* **EXERCISE**
Produce a verbatim copy of the entries listed below.

* **THE RECORDS**

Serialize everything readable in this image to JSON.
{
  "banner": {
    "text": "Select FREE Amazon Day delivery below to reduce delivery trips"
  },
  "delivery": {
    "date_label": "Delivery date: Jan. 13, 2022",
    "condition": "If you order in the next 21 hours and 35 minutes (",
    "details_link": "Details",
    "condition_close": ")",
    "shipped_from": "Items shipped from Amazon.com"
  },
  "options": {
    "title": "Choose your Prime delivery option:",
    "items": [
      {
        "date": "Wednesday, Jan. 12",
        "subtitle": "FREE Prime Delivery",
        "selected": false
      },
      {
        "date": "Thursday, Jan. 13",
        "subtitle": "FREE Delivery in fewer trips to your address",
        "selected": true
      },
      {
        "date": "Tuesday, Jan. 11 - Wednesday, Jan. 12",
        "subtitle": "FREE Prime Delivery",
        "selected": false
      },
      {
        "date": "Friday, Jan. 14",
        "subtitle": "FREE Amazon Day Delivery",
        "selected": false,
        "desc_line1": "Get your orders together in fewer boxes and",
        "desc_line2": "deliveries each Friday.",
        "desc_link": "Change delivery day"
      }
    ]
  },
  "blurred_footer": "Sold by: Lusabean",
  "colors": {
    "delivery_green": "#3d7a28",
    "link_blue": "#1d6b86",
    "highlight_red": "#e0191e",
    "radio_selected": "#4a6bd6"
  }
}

* **ANSWER TO THE PROBLEM**
Serialize everything readable in this image to JSON.
{
  "banner": {
    "text": "Select FREE Amazon Day delivery below to reduce delivery trips"
  },
  "delivery": {
    "date_label": "Delivery date: Jan. 13, 2022",
    "condition": "If you order in the next 21 hours and 35 minutes (",
    "details_link": "Details",
    "condition_close": ")",
    "shipped_from": "Items shipped from Amazon.com"
  },
  "options": {
    "title": "Choose your Prime delivery option:",
    "items": [
      {
        "date": "Wednesday, Jan. 12",
        "subtitle": "FREE Prime Delivery",
        "selected": false
      },
      {
        "date": "Thursday, Jan. 13",
        "subtitle": "FREE Delivery in fewer trips to your address",
        "selected": true
      },
      {
        "date": "Tuesday, Jan. 11 - Wednesday, Jan. 12",
        "subtitle": "FREE Prime Delivery",
        "selected": false
      },
      {
        "date": "Friday, Jan. 14",
        "subtitle": "FREE Amazon Day Delivery",
        "selected": false,
        "desc_line1": "Get your orders together in fewer boxes and",
        "desc_line2": "deliveries each Friday.",
        "desc_link": "Change delivery day"
      }
    ]
  },
  "blurred_footer": "Sold by: Lusabean",
  "colors": {
    "delivery_green": "#3d7a28",
    "link_blue": "#1d6b86",
    "highlight_red": "#e0191e",
    "radio_selected": "#4a6bd6"
  }
}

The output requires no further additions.